-- BEGIN --

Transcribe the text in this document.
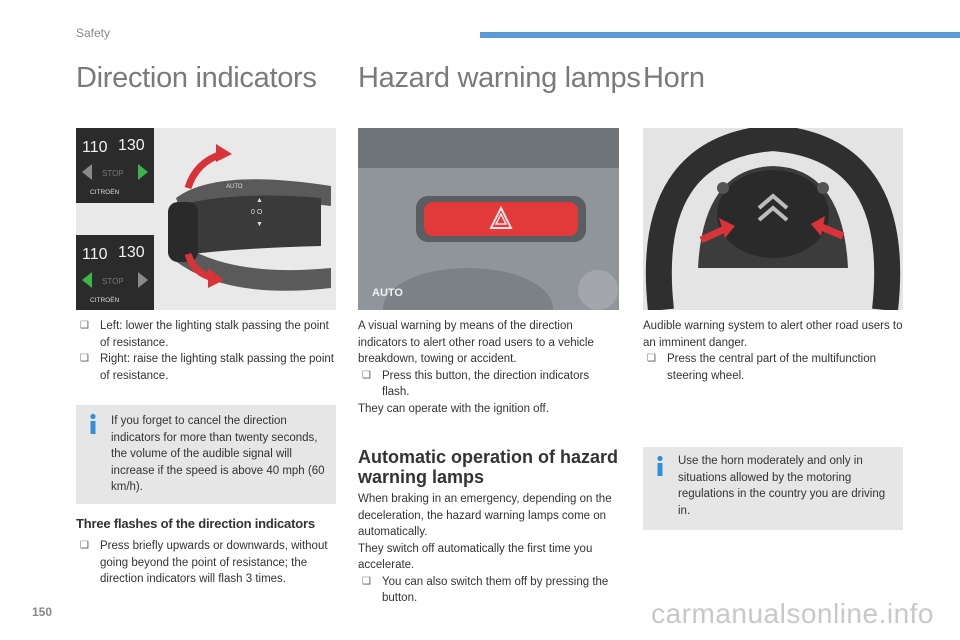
Safety
Direction indicators Hazard warning lamps Horn
110 130
STOP
CITROËN
110 130
STOP
CITROËN
AUTO
▲
0 O
▼
AUTO
❑ Left: lower the lighting stalk passing the point of resistance.
❑ Right: raise the lighting stalk passing the point of resistance.
If you forget to cancel the direction indicators for more than twenty seconds, the volume of the audible signal will increase if the speed is above 40 mph (60 km/h).
Three flashes of the direction indicators
❑ Press briefly upwards or downwards, without going beyond the point of resistance; the direction indicators will flash 3 times.

A visual warning by means of the direction indicators to alert other road users to a vehicle breakdown, towing or accident.

❑ Press this button, the direction indicators flash.

They can operate with the ignition off.

Automatic operation of hazard warning lamps

When braking in an emergency, depending on the deceleration, the hazard warning lamps come on automatically.

They switch off automatically the first time you accelerate.

❑ You can also switch them off by pressing the button.

Audible warning system to alert other road users to an imminent danger.

❑ Press the central part of the multifunction steering wheel.
Use the horn moderately and only in situations allowed by the motoring regulations in the country you are driving in.
150	carmanualsonline.info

-- END --

* **Challenge**: Write the records above out again exactly, with no pictures in your copy.

* **Solution to this exercise**:
Transcribe the text in this document.
Safety
Direction indicators Hazard warning lamps Horn
110 130
STOP
CITROËN
110 130
STOP
CITROËN
AUTO
▲
0 O
▼
AUTO
❑ Left: lower the lighting stalk passing the point of resistance.
❑ Right: raise the lighting stalk passing the point of resistance.
If you forget to cancel the direction indicators for more than twenty seconds, the volume of the audible signal will increase if the speed is above 40 mph (60 km/h).
Three flashes of the direction indicators
❑ Press briefly upwards or downwards, without going beyond the point of resistance; the direction indicators will flash 3 times.

A visual warning by means of the direction indicators to alert other road users to a vehicle breakdown, towing or accident.

❑ Press this button, the direction indicators flash.

They can operate with the ignition off.

Automatic operation of hazard warning lamps

When braking in an emergency, depending on the deceleration, the hazard warning lamps come on automatically.

They switch off automatically the first time you accelerate.

❑ You can also switch them off by pressing the button.

Audible warning system to alert other road users to an imminent danger.

❑ Press the central part of the multifunction steering wheel.
Use the horn moderately and only in situations allowed by the motoring regulations in the country you are driving in.
150	carmanualsonline.info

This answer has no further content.